- _Excerpts from a figure dataset_:
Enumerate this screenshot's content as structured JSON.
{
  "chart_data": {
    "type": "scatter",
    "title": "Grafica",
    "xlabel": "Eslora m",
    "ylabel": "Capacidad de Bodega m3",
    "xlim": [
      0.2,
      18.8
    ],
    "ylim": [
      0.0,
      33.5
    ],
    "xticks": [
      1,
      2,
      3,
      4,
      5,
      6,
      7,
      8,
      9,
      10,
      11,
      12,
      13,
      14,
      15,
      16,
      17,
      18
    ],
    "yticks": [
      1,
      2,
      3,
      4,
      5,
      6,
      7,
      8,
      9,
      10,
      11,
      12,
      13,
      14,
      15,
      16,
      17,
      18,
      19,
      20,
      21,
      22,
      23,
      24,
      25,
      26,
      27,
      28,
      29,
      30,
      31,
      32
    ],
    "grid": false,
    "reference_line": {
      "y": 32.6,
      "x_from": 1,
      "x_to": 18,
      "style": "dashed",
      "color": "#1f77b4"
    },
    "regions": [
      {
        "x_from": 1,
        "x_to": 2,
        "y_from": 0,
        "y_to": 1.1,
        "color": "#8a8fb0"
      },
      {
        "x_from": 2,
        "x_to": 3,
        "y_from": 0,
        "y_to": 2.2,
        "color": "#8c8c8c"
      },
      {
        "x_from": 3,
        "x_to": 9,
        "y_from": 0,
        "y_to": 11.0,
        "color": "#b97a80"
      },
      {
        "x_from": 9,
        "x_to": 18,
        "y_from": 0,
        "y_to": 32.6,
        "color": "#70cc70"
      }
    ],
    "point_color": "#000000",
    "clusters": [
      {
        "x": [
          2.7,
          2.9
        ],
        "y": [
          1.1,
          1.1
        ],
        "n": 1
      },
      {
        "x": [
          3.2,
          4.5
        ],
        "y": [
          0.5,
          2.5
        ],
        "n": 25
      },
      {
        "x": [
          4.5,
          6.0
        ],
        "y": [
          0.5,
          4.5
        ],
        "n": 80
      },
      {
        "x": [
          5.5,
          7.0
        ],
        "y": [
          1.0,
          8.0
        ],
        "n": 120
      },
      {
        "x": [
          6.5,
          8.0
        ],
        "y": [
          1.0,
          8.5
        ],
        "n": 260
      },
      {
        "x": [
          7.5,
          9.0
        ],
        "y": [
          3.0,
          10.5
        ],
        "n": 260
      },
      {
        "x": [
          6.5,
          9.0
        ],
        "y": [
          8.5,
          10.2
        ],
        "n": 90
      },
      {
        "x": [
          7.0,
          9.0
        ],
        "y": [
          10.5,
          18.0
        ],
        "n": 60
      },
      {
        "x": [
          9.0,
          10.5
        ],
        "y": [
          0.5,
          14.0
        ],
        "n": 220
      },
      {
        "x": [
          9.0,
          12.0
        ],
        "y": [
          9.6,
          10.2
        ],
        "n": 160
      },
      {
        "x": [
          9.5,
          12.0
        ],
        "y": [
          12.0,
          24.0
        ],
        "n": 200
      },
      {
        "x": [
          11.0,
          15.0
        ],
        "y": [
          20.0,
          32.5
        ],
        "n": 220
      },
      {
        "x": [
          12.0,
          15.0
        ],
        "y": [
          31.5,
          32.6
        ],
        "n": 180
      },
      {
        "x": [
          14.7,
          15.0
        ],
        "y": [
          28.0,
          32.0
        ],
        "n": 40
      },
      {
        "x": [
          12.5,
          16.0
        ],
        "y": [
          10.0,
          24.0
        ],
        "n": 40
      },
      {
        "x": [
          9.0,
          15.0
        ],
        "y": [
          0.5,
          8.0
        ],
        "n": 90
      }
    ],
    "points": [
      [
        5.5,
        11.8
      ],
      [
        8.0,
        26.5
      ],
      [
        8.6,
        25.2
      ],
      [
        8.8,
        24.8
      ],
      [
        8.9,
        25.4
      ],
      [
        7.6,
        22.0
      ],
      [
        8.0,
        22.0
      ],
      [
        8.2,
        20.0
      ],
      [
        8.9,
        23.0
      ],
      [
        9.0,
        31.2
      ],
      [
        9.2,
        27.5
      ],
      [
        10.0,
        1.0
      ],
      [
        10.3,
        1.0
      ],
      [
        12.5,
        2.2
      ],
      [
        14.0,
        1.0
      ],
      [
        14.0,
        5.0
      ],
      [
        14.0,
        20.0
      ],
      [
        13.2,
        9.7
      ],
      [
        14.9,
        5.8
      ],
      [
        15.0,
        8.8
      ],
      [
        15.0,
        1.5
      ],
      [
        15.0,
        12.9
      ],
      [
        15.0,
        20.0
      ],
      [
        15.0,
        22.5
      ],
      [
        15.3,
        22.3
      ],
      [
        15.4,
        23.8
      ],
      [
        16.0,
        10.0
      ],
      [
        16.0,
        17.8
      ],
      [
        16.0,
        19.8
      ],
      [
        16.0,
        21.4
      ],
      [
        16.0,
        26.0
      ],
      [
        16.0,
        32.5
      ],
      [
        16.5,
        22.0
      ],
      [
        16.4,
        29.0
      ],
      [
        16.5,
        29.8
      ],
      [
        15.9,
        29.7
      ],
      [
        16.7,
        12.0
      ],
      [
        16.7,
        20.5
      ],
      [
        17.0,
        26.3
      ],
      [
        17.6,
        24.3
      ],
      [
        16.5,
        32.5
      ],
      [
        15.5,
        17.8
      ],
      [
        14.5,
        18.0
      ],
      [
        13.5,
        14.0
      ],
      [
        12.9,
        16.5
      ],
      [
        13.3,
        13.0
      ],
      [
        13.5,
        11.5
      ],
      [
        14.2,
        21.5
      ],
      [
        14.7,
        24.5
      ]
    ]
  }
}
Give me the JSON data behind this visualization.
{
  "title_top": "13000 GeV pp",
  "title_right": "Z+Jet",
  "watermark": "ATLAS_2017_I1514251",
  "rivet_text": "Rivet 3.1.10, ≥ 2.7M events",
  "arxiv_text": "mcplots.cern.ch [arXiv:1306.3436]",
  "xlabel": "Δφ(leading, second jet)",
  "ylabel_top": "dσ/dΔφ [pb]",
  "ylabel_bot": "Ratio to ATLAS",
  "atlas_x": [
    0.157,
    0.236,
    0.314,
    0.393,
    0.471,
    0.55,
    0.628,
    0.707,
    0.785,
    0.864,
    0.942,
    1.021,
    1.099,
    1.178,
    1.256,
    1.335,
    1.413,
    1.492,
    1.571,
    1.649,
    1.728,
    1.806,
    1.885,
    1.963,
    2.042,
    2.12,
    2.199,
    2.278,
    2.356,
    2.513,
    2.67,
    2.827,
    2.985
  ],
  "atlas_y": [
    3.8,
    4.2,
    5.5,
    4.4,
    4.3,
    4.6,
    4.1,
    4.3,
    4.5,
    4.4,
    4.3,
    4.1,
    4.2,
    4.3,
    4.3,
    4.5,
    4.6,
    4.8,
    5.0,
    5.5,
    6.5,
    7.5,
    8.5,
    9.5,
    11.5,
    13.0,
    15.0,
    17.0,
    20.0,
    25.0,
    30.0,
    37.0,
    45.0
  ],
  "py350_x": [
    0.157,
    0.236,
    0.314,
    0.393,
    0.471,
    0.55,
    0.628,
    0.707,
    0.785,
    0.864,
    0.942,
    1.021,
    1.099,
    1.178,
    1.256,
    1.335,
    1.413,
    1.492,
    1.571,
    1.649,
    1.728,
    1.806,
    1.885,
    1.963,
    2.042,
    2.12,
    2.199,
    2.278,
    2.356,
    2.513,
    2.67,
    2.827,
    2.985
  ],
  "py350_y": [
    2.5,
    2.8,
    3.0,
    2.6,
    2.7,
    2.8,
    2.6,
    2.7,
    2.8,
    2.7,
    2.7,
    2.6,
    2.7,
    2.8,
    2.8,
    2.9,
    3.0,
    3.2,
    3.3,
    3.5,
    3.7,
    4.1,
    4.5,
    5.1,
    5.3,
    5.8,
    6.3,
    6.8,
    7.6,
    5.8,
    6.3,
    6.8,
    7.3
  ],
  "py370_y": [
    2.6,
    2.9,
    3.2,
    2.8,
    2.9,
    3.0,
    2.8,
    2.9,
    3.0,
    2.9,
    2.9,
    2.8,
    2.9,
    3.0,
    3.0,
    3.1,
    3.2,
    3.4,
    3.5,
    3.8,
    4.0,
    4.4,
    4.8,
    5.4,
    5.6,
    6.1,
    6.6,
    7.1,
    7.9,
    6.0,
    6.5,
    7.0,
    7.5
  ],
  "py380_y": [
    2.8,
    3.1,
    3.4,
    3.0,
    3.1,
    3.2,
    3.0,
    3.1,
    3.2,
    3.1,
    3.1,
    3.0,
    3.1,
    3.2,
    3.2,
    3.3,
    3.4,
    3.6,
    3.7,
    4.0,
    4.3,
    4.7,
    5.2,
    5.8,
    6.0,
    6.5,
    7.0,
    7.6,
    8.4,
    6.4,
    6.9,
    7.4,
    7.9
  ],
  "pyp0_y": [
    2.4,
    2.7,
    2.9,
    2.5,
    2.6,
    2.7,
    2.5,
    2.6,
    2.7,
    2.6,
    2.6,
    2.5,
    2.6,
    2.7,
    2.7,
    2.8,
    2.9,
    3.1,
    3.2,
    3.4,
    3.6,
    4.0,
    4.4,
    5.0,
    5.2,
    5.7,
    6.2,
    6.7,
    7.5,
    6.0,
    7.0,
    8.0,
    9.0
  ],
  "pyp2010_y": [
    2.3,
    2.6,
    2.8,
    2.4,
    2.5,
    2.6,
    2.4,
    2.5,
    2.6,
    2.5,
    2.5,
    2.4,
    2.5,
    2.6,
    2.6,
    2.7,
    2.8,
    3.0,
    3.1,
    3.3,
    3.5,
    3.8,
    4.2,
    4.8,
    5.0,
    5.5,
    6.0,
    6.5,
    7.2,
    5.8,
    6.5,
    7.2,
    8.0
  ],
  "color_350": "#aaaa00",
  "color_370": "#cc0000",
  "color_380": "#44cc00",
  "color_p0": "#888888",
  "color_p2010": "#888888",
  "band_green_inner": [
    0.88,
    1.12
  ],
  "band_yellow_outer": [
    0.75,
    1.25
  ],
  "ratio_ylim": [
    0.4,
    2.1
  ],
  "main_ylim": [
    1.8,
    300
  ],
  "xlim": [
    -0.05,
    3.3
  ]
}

- _What you are asked to do_: Identify the lines that hold the word "JSON". Copy every one of them.

- _The response_:
Enumerate this screenshot's content as structured JSON.
Give me the JSON data behind this visualization.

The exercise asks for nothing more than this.